▸ THE REQUEST: Copy the data precisely, character for character, and leave out every picture.
--- start EXERCISE DATA ---
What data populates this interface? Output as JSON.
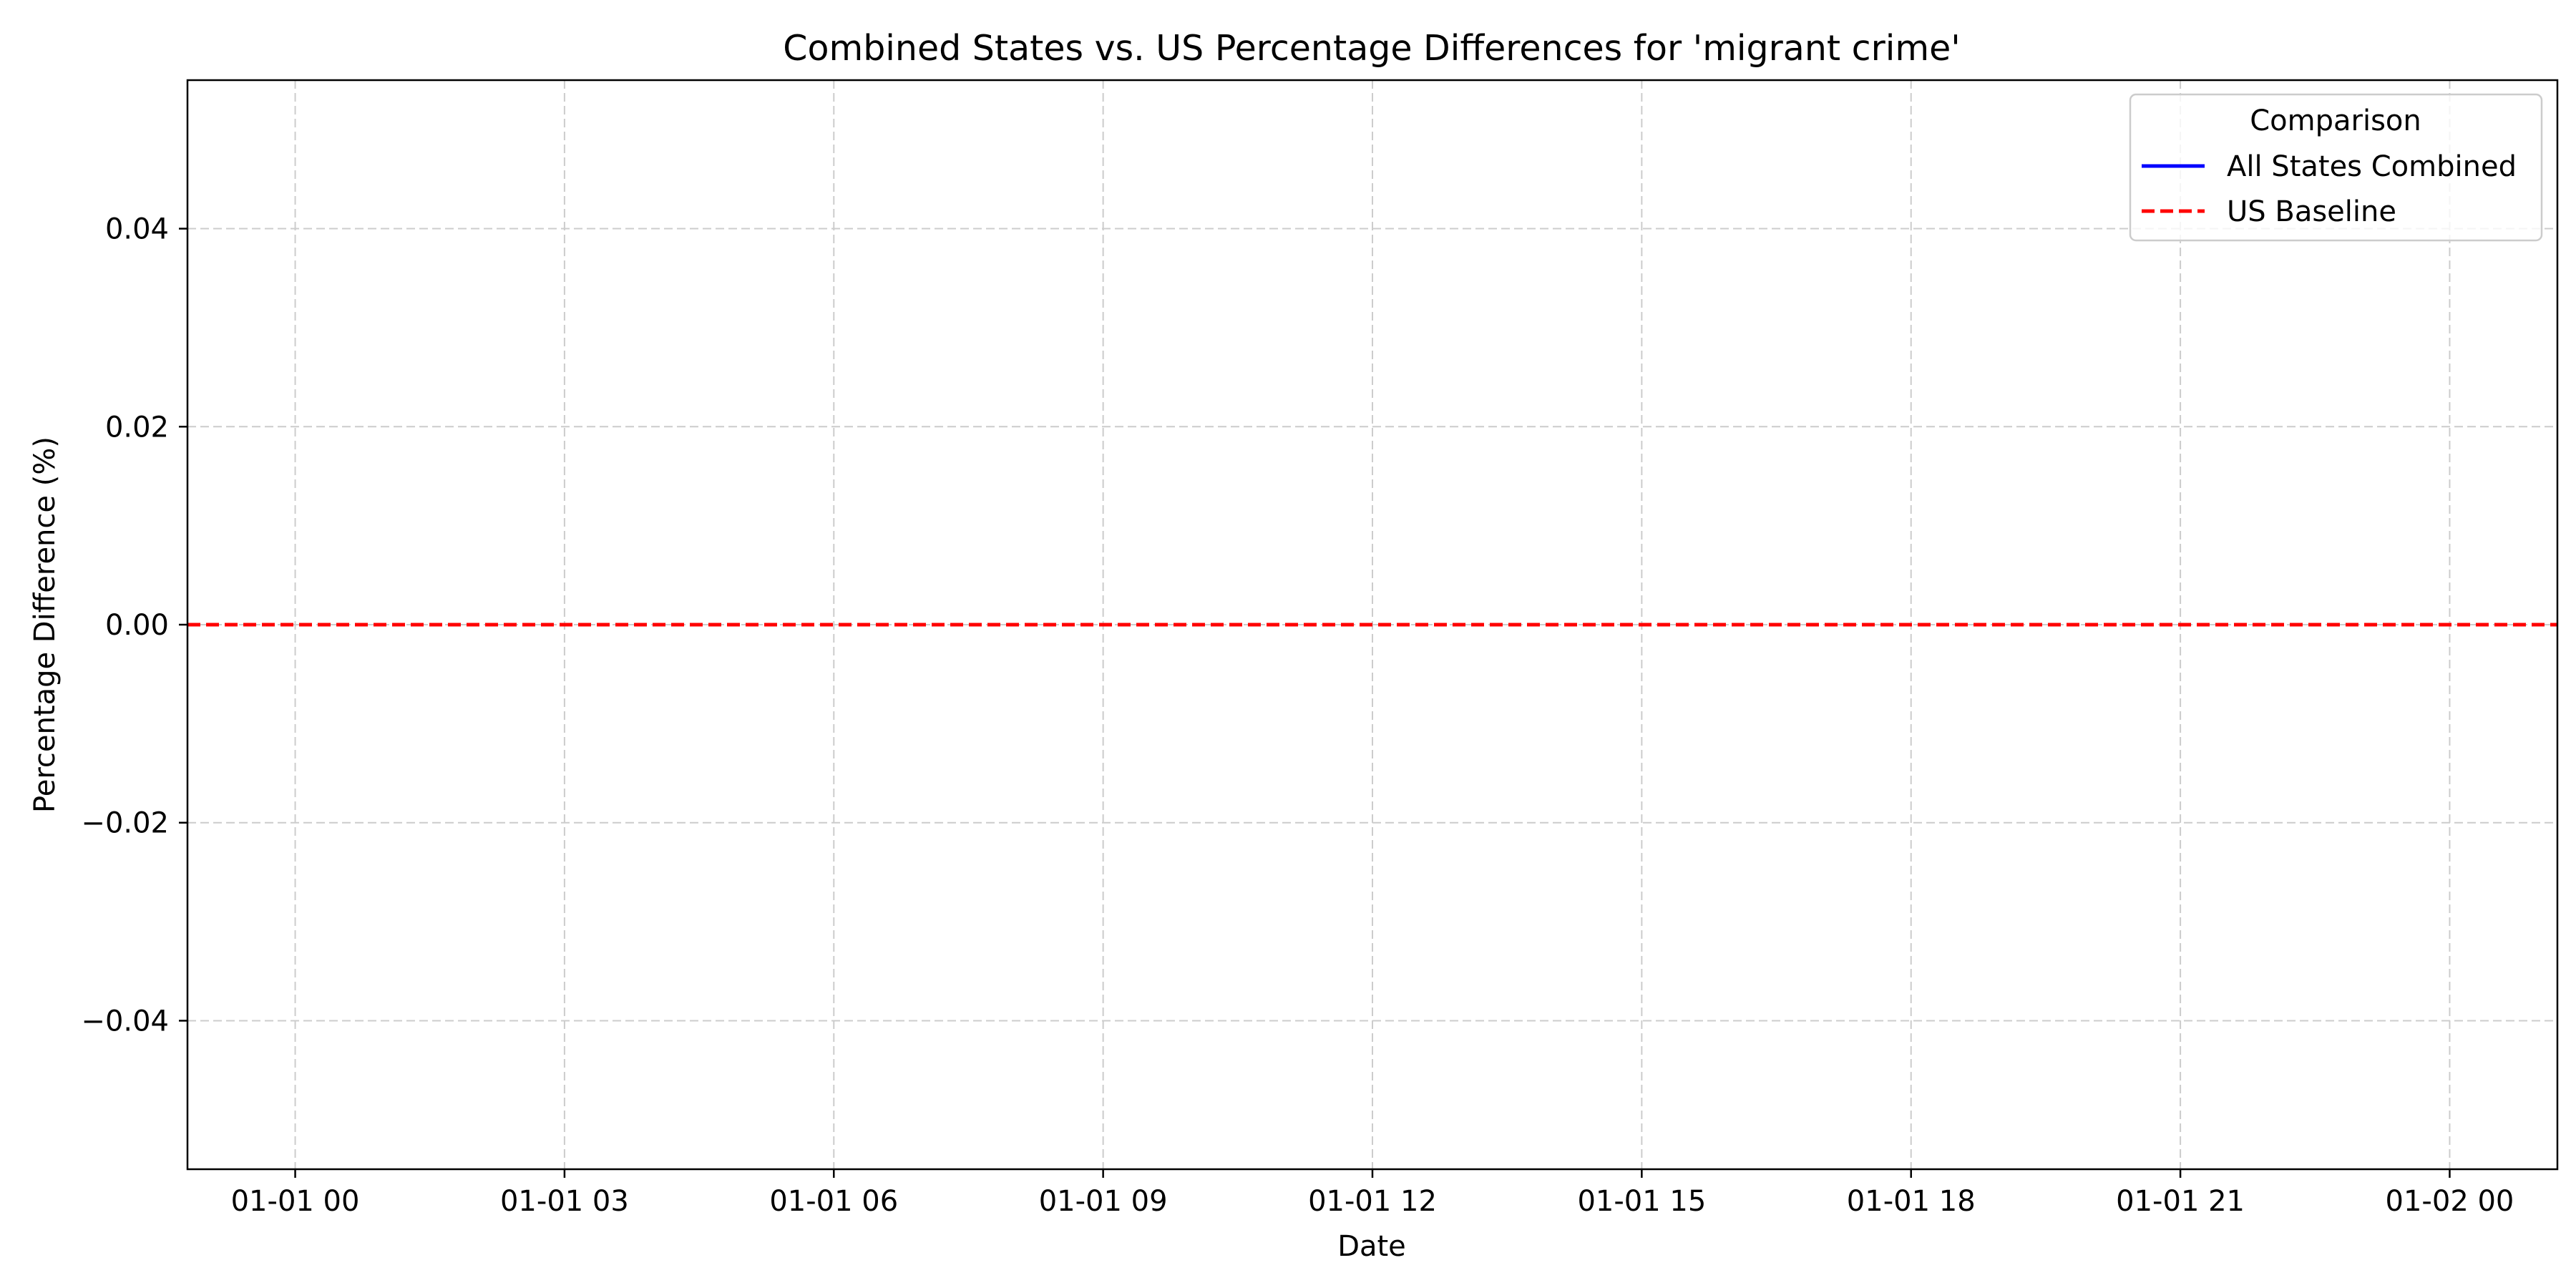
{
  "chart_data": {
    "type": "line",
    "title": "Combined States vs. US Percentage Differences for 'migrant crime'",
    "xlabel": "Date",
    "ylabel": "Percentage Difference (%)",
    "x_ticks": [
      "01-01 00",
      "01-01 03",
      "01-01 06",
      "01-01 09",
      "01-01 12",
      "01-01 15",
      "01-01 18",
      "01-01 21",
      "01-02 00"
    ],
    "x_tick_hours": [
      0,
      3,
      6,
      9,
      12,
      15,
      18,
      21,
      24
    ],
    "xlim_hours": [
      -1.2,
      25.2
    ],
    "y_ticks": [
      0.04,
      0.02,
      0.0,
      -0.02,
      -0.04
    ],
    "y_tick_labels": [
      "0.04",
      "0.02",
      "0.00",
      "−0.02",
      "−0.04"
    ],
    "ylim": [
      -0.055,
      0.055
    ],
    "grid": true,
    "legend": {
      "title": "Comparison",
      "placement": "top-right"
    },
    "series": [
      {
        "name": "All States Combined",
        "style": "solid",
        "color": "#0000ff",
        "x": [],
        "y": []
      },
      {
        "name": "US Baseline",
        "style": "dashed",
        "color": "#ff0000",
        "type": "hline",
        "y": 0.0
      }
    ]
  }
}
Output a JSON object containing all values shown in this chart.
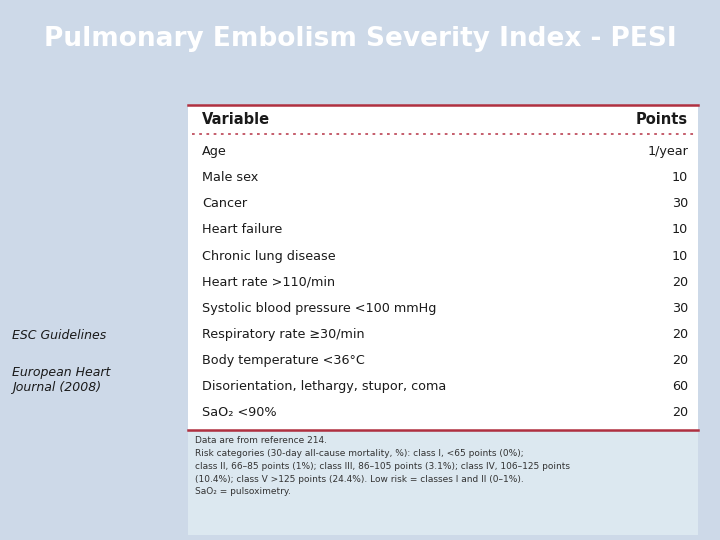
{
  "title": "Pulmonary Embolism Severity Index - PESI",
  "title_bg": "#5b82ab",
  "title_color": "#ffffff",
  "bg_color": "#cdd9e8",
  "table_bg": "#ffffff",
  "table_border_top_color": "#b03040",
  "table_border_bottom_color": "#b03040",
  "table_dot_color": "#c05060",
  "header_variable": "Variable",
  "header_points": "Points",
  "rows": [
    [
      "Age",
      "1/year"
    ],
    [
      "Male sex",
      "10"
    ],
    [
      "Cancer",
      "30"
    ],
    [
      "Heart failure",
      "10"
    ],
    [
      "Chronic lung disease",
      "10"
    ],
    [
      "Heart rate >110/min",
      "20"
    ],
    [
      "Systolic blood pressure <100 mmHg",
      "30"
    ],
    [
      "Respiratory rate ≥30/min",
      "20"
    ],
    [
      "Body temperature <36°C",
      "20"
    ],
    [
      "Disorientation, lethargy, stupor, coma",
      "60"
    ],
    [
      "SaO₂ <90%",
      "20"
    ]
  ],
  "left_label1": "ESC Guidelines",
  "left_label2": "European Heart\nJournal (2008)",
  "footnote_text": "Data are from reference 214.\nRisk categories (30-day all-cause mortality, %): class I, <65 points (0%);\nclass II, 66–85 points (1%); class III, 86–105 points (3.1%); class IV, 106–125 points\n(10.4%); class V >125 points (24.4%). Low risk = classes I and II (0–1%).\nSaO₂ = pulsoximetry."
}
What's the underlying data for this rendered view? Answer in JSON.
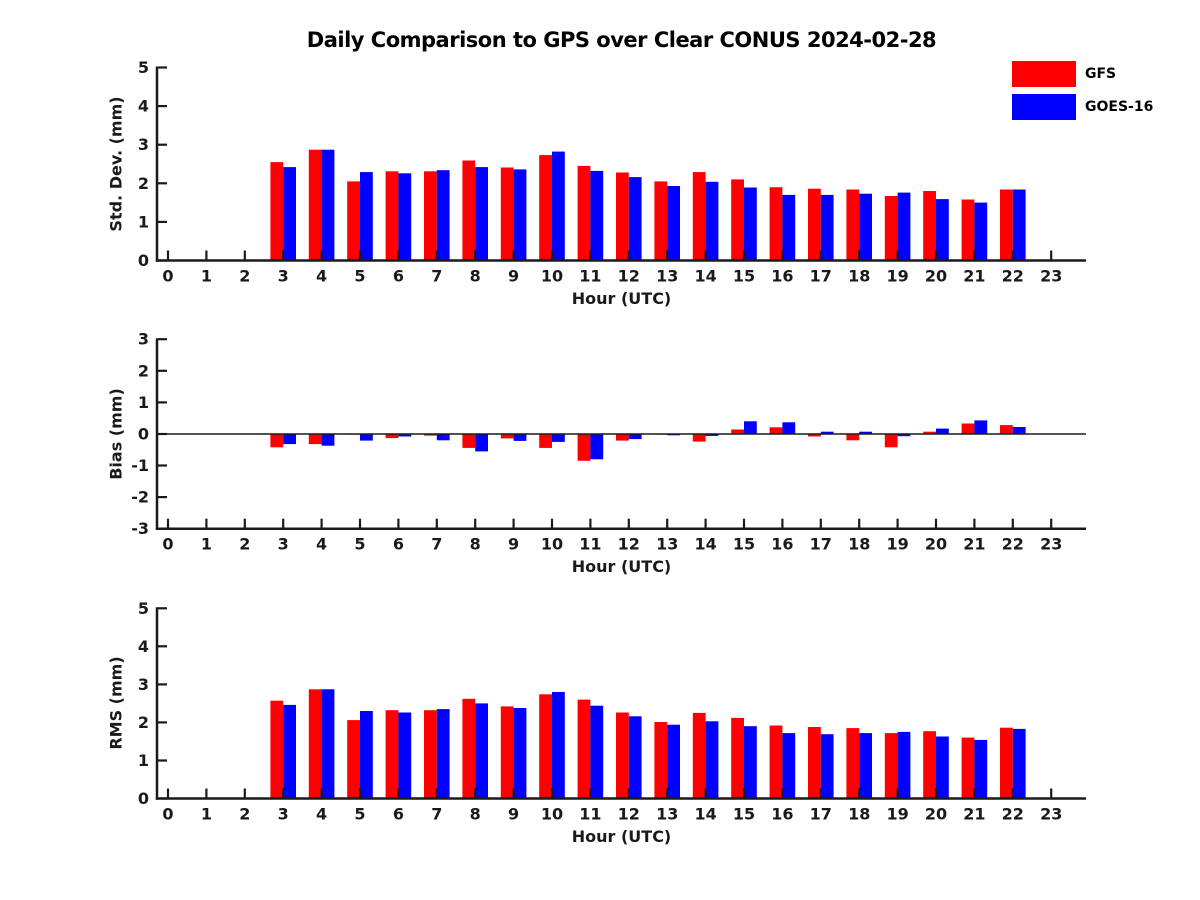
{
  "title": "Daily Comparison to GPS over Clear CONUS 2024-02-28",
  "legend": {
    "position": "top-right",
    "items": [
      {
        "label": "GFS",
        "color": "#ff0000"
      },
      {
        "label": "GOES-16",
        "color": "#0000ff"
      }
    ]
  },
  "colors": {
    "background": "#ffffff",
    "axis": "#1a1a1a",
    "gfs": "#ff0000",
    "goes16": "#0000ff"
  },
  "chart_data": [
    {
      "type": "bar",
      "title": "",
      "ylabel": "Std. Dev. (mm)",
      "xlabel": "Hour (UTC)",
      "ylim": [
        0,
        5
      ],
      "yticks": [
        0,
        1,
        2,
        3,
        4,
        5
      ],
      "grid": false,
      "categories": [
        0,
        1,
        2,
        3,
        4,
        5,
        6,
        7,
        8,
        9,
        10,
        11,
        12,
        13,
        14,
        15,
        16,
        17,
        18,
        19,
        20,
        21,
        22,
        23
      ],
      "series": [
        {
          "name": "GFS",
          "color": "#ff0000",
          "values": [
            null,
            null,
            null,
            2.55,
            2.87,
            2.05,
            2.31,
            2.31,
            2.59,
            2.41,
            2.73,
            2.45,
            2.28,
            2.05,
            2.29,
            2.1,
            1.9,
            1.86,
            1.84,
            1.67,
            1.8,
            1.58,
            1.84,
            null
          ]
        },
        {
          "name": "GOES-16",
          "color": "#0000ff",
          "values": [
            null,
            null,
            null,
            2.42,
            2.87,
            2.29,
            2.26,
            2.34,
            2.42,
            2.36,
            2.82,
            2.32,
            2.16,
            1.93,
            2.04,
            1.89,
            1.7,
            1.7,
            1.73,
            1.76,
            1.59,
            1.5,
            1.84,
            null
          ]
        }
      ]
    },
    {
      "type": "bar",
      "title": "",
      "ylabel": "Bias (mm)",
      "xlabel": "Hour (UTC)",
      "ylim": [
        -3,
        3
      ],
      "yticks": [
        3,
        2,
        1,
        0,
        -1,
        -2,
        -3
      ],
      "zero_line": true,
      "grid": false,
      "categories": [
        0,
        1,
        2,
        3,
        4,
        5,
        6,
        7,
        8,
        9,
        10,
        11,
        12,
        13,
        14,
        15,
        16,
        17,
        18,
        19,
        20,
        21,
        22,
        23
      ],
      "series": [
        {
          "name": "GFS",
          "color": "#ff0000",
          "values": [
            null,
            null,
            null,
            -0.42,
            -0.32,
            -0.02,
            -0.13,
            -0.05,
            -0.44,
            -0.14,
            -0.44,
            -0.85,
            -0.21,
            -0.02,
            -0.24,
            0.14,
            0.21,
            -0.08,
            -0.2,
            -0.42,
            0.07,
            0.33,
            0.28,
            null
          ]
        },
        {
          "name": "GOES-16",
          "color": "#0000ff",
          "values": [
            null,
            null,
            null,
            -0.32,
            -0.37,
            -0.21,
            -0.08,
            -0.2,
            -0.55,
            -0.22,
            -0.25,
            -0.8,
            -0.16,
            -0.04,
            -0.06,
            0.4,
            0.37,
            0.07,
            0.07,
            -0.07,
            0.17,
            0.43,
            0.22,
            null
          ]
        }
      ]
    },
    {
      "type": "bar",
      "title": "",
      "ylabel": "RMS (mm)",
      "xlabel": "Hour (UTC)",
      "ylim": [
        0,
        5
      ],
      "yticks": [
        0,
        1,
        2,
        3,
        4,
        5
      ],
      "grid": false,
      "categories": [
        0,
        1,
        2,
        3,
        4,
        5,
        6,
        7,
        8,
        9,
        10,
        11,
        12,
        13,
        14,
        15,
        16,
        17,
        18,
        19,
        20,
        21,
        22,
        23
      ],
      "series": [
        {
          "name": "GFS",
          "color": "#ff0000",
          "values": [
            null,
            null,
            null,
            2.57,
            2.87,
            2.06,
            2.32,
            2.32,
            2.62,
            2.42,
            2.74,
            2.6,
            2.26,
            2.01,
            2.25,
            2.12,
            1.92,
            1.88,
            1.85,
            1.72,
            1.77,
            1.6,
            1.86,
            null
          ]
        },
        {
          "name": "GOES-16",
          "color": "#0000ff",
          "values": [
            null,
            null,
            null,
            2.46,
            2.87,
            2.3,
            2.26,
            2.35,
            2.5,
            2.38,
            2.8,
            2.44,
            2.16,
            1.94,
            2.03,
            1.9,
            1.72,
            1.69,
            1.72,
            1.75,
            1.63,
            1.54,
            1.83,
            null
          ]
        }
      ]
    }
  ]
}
--- end EXERCISE DATA ---
▸ FULL SOLUTION:
What data populates this interface? Output as JSON.
{
  "chart_data": {
    "type": "line",
    "title": "Combined States vs. US Percentage Differences for 'migrant crime'",
    "xlabel": "Date",
    "ylabel": "Percentage Difference (%)",
    "x_ticks": [
      "01-01 00",
      "01-01 03",
      "01-01 06",
      "01-01 09",
      "01-01 12",
      "01-01 15",
      "01-01 18",
      "01-01 21",
      "01-02 00"
    ],
    "x_tick_hours": [
      0,
      3,
      6,
      9,
      12,
      15,
      18,
      21,
      24
    ],
    "xlim_hours": [
      -1.2,
      25.2
    ],
    "y_ticks": [
      0.04,
      0.02,
      0.0,
      -0.02,
      -0.04
    ],
    "y_tick_labels": [
      "0.04",
      "0.02",
      "0.00",
      "−0.02",
      "−0.04"
    ],
    "ylim": [
      -0.055,
      0.055
    ],
    "grid": true,
    "legend": {
      "title": "Comparison",
      "placement": "top-right"
    },
    "series": [
      {
        "name": "All States Combined",
        "style": "solid",
        "color": "#0000ff",
        "x": [],
        "y": []
      },
      {
        "name": "US Baseline",
        "style": "dashed",
        "color": "#ff0000",
        "type": "hline",
        "y": 0.0
      }
    ]
  }
}
Output a JSON object containing all values shown in this chart.
{
  "title": "Pulmonary Embolism Severity Index - PESI",
  "title_bg": "#5b82ab",
  "title_color": "#ffffff",
  "bg_color": "#cdd9e8",
  "table_bg": "#ffffff",
  "table_border_top_color": "#b03040",
  "table_border_bottom_color": "#b03040",
  "table_dot_color": "#c05060",
  "header_variable": "Variable",
  "header_points": "Points",
  "rows": [
    [
      "Age",
      "1/year"
    ],
    [
      "Male sex",
      "10"
    ],
    [
      "Cancer",
      "30"
    ],
    [
      "Heart failure",
      "10"
    ],
    [
      "Chronic lung disease",
      "10"
    ],
    [
      "Heart rate >110/min",
      "20"
    ],
    [
      "Systolic blood pressure <100 mmHg",
      "30"
    ],
    [
      "Respiratory rate ≥30/min",
      "20"
    ],
    [
      "Body temperature <36°C",
      "20"
    ],
    [
      "Disorientation, lethargy, stupor, coma",
      "60"
    ],
    [
      "SaO₂ <90%",
      "20"
    ]
  ],
  "left_label1": "ESC Guidelines",
  "left_label2": "European Heart\nJournal (2008)",
  "footnote_text": "Data are from reference 214.\nRisk categories (30-day all-cause mortality, %): class I, <65 points (0%);\nclass II, 66–85 points (1%); class III, 86–105 points (3.1%); class IV, 106–125 points\n(10.4%); class V >125 points (24.4%). Low risk = classes I and II (0–1%).\nSaO₂ = pulsoximetry."
}
What's the underlying data for this rendered view? Answer in JSON.
{
  "title": "Daily Comparison to GPS over Clear CONUS 2024-02-28",
  "legend": {
    "position": "top-right",
    "items": [
      {
        "label": "GFS",
        "color": "#ff0000"
      },
      {
        "label": "GOES-16",
        "color": "#0000ff"
      }
    ]
  },
  "colors": {
    "background": "#ffffff",
    "axis": "#1a1a1a",
    "gfs": "#ff0000",
    "goes16": "#0000ff"
  },
  "chart_data": [
    {
      "type": "bar",
      "title": "",
      "ylabel": "Std. Dev. (mm)",
      "xlabel": "Hour (UTC)",
      "ylim": [
        0,
        5
      ],
      "yticks": [
        0,
        1,
        2,
        3,
        4,
        5
      ],
      "grid": false,
      "categories": [
        0,
        1,
        2,
        3,
        4,
        5,
        6,
        7,
        8,
        9,
        10,
        11,
        12,
        13,
        14,
        15,
        16,
        17,
        18,
        19,
        20,
        21,
        22,
        23
      ],
      "series": [
        {
          "name": "GFS",
          "color": "#ff0000",
          "values": [
            null,
            null,
            null,
            2.55,
            2.87,
            2.05,
            2.31,
            2.31,
            2.59,
            2.41,
            2.73,
            2.45,
            2.28,
            2.05,
            2.29,
            2.1,
            1.9,
            1.86,
            1.84,
            1.67,
            1.8,
            1.58,
            1.84,
            null
          ]
        },
        {
          "name": "GOES-16",
          "color": "#0000ff",
          "values": [
            null,
            null,
            null,
            2.42,
            2.87,
            2.29,
            2.26,
            2.34,
            2.42,
            2.36,
            2.82,
            2.32,
            2.16,
            1.93,
            2.04,
            1.89,
            1.7,
            1.7,
            1.73,
            1.76,
            1.59,
            1.5,
            1.84,
            null
          ]
        }
      ]
    },
    {
      "type": "bar",
      "title": "",
      "ylabel": "Bias (mm)",
      "xlabel": "Hour (UTC)",
      "ylim": [
        -3,
        3
      ],
      "yticks": [
        3,
        2,
        1,
        0,
        -1,
        -2,
        -3
      ],
      "zero_line": true,
      "grid": false,
      "categories": [
        0,
        1,
        2,
        3,
        4,
        5,
        6,
        7,
        8,
        9,
        10,
        11,
        12,
        13,
        14,
        15,
        16,
        17,
        18,
        19,
        20,
        21,
        22,
        23
      ],
      "series": [
        {
          "name": "GFS",
          "color": "#ff0000",
          "values": [
            null,
            null,
            null,
            -0.42,
            -0.32,
            -0.02,
            -0.13,
            -0.05,
            -0.44,
            -0.14,
            -0.44,
            -0.85,
            -0.21,
            -0.02,
            -0.24,
            0.14,
            0.21,
            -0.08,
            -0.2,
            -0.42,
            0.07,
            0.33,
            0.28,
            null
          ]
        },
        {
          "name": "GOES-16",
          "color": "#0000ff",
          "values": [
            null,
            null,
            null,
            -0.32,
            -0.37,
            -0.21,
            -0.08,
            -0.2,
            -0.55,
            -0.22,
            -0.25,
            -0.8,
            -0.16,
            -0.04,
            -0.06,
            0.4,
            0.37,
            0.07,
            0.07,
            -0.07,
            0.17,
            0.43,
            0.22,
            null
          ]
        }
      ]
    },
    {
      "type": "bar",
      "title": "",
      "ylabel": "RMS (mm)",
      "xlabel": "Hour (UTC)",
      "ylim": [
        0,
        5
      ],
      "yticks": [
        0,
        1,
        2,
        3,
        4,
        5
      ],
      "grid": false,
      "categories": [
        0,
        1,
        2,
        3,
        4,
        5,
        6,
        7,
        8,
        9,
        10,
        11,
        12,
        13,
        14,
        15,
        16,
        17,
        18,
        19,
        20,
        21,
        22,
        23
      ],
      "series": [
        {
          "name": "GFS",
          "color": "#ff0000",
          "values": [
            null,
            null,
            null,
            2.57,
            2.87,
            2.06,
            2.32,
            2.32,
            2.62,
            2.42,
            2.74,
            2.6,
            2.26,
            2.01,
            2.25,
            2.12,
            1.92,
            1.88,
            1.85,
            1.72,
            1.77,
            1.6,
            1.86,
            null
          ]
        },
        {
          "name": "GOES-16",
          "color": "#0000ff",
          "values": [
            null,
            null,
            null,
            2.46,
            2.87,
            2.3,
            2.26,
            2.35,
            2.5,
            2.38,
            2.8,
            2.44,
            2.16,
            1.94,
            2.03,
            1.9,
            1.72,
            1.69,
            1.72,
            1.75,
            1.63,
            1.54,
            1.83,
            null
          ]
        }
      ]
    }
  ]
}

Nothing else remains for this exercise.